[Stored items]
** start **

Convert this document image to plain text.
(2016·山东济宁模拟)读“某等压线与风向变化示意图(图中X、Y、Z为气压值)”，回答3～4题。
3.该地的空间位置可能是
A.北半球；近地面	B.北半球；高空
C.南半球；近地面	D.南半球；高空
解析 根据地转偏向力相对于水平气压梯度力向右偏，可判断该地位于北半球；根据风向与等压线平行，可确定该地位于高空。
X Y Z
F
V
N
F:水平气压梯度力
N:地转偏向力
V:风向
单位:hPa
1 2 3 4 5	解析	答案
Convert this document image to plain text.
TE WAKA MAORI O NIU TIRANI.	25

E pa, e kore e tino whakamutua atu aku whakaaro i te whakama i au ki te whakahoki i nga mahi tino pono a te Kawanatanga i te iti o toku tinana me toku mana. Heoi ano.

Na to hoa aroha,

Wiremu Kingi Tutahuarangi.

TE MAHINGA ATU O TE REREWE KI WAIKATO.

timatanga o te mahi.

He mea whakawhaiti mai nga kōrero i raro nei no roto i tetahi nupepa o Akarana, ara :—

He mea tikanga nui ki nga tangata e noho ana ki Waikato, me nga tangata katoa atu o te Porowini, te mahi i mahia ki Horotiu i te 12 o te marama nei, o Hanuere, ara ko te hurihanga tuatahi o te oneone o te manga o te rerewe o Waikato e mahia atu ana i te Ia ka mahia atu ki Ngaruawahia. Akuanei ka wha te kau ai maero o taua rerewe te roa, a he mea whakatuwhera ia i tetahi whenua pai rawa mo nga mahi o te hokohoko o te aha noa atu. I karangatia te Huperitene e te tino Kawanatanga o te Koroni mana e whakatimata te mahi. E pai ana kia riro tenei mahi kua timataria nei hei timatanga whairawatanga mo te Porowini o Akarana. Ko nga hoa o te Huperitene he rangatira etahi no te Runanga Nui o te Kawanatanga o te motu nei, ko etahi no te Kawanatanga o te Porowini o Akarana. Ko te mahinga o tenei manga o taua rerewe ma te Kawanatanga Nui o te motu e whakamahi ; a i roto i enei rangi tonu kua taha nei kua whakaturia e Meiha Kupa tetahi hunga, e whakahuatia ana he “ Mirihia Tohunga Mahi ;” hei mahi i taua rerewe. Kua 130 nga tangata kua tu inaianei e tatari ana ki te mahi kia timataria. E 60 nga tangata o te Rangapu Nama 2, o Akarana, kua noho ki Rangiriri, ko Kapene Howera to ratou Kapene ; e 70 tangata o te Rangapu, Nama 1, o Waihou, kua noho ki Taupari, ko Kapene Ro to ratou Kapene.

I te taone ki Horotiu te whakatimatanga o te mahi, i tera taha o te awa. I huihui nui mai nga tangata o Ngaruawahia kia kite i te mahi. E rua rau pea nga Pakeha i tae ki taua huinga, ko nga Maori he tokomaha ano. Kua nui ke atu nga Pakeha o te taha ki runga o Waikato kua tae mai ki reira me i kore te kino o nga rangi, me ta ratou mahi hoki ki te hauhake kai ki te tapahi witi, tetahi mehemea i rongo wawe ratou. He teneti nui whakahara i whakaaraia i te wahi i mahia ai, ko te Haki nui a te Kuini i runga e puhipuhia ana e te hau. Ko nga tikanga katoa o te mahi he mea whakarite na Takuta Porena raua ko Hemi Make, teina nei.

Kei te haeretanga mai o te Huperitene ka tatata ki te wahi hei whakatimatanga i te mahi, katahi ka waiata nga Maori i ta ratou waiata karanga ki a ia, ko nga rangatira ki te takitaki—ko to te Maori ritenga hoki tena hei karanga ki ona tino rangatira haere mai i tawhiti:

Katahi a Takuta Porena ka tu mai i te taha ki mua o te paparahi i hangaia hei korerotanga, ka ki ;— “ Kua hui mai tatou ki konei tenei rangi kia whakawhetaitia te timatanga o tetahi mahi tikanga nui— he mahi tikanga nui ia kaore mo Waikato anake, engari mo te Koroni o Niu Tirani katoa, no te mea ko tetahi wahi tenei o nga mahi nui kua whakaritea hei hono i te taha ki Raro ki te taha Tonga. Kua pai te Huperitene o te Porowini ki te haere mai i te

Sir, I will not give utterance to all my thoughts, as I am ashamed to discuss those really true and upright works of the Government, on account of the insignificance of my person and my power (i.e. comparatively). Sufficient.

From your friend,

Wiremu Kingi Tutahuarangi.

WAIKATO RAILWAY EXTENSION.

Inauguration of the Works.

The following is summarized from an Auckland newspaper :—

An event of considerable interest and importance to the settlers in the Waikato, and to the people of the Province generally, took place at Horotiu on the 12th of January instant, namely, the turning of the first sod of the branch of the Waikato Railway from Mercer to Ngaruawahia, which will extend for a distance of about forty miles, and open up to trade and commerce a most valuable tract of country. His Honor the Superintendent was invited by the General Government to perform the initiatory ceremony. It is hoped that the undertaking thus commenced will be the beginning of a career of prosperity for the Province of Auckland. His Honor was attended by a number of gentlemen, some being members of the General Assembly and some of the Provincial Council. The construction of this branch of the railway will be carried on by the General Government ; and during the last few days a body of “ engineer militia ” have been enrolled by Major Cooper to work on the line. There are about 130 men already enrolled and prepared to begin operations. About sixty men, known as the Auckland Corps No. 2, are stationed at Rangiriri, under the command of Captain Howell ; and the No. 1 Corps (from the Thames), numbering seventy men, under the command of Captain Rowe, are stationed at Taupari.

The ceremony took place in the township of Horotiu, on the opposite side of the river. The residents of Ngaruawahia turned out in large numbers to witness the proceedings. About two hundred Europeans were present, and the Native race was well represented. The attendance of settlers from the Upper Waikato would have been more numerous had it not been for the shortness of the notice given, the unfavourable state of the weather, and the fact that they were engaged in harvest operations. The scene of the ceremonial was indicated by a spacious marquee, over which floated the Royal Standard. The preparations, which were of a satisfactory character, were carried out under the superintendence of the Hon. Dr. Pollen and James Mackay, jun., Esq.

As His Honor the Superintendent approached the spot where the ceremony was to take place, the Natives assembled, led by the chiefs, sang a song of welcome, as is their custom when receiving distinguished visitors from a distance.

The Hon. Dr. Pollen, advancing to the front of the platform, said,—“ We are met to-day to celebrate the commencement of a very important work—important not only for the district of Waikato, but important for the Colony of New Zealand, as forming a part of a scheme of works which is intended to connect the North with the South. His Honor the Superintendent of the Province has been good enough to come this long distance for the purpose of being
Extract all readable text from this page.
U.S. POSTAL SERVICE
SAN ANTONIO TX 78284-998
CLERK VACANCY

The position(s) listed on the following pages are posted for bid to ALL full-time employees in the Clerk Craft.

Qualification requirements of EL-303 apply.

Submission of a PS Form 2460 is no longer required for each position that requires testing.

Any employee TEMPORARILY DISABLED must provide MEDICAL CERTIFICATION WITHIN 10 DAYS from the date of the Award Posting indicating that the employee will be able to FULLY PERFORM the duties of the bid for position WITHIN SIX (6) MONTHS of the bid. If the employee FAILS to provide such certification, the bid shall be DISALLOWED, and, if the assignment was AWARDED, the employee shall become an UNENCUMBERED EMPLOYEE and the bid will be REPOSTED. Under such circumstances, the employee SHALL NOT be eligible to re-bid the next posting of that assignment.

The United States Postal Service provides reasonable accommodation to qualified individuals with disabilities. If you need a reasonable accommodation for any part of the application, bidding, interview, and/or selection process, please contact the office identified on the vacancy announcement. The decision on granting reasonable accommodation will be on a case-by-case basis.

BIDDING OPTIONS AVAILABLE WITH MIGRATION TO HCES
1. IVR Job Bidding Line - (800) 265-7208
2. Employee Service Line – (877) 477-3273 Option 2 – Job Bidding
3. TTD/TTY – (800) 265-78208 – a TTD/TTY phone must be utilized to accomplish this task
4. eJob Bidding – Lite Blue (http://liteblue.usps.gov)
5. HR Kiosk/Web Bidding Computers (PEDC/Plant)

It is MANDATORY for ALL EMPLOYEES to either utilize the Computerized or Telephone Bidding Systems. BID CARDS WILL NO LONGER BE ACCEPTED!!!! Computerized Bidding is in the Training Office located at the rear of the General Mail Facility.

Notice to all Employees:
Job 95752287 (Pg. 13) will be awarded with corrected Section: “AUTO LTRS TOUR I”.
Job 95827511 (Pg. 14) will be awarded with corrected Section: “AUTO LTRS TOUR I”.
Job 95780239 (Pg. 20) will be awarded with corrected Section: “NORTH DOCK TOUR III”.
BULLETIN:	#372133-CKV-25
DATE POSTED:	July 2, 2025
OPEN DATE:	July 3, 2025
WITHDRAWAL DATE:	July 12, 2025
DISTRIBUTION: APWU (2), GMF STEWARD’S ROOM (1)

** end **

The problem:
Copy all the lines above that hold the string "July".

Task result:
DATE POSTED:	July 2, 2025
OPEN DATE:	July 3, 2025
WITHDRAWAL DATE:	July 12, 2025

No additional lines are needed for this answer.